%%

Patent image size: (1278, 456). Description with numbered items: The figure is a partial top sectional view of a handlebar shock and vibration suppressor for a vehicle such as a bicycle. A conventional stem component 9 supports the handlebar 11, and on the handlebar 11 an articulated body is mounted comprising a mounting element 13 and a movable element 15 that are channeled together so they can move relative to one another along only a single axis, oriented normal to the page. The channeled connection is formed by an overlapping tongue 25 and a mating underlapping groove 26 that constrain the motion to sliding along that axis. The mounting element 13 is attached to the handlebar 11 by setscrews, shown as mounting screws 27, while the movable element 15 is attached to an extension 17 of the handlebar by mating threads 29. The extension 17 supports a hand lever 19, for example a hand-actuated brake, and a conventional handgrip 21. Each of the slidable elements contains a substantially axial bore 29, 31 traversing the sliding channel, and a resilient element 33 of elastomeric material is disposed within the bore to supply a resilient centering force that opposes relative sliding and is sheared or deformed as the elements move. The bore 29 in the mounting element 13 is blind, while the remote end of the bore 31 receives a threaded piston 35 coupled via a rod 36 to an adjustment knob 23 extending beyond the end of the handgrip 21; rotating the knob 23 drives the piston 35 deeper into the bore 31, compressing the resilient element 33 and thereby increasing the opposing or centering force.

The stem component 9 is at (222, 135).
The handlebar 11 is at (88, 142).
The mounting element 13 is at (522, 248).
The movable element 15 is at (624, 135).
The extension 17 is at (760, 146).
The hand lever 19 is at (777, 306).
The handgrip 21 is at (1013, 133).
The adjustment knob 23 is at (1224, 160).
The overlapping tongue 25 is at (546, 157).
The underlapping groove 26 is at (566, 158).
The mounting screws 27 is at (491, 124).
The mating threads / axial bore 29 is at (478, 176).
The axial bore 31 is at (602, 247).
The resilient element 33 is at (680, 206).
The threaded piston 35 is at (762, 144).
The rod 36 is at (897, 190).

%%

Please reproduce word for word the lines of the items, starting with the very first line and going on through the line that contains "The mounting element 13 is at (522, 248).", with both of those lines included.

# Answer to this problem
Patent image size: (1278, 456). Description with numbered items: The figure is a partial top sectional view of a handlebar shock and vibration suppressor for a vehicle such as a bicycle. A conventional stem component 9 supports the handlebar 11, and on the handlebar 11 an articulated body is mounted comprising a mounting element 13 and a movable element 15 that are channeled together so they can move relative to one another along only a single axis, oriented normal to the page. The channeled connection is formed by an overlapping tongue 25 and a mating underlapping groove 26 that constrain the motion to sliding along that axis. The mounting element 13 is attached to the handlebar 11 by setscrews, shown as mounting screws 27, while the movable element 15 is attached to an extension 17 of the handlebar by mating threads 29. The extension 17 supports a hand lever 19, for example a hand-actuated brake, and a conventional handgrip 21. Each of the slidable elements contains a substantially axial bore 29, 31 traversing the sliding channel, and a resilient element 33 of elastomeric material is disposed within the bore to supply a resilient centering force that opposes relative sliding and is sheared or deformed as the elements move. The bore 29 in the mounting element 13 is blind, while the remote end of the bore 31 receives a threaded piston 35 coupled via a rod 36 to an adjustment knob 23 extending beyond the end of the handgrip 21; rotating the knob 23 drives the piston 35 deeper into the bore 31, compressing the resilient element 33 and thereby increasing the opposing or centering force.

The stem component 9 is at (222, 135).
The handlebar 11 is at (88, 142).
The mounting element 13 is at (522, 248).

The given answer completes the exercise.